— Goal —
Check each line of the records below and collect those that include the word "Form".
# Start of Records provided
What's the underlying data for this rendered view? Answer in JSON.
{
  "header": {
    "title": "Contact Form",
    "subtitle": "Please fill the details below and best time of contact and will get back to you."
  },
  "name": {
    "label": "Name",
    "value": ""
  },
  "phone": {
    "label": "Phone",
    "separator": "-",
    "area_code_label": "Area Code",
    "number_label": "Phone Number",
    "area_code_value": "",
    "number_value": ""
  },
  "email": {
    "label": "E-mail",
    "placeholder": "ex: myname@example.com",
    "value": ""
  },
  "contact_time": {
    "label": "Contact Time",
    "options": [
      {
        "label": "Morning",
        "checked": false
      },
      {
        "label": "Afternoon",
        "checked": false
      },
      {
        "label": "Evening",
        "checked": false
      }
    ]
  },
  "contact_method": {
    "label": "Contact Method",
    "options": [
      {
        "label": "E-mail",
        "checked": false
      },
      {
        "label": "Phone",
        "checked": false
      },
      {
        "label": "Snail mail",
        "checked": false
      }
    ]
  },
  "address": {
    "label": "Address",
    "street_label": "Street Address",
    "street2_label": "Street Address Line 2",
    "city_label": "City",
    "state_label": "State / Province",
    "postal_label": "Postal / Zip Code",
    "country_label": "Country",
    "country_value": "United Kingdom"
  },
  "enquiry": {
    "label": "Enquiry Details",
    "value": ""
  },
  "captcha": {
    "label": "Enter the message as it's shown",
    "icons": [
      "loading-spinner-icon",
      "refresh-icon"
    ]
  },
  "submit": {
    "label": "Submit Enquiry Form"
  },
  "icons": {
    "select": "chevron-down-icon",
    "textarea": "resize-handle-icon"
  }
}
# End of Records provided
— Solution for this problem —
    "title": "Contact Form",
    "label": "Submit Enquiry Form"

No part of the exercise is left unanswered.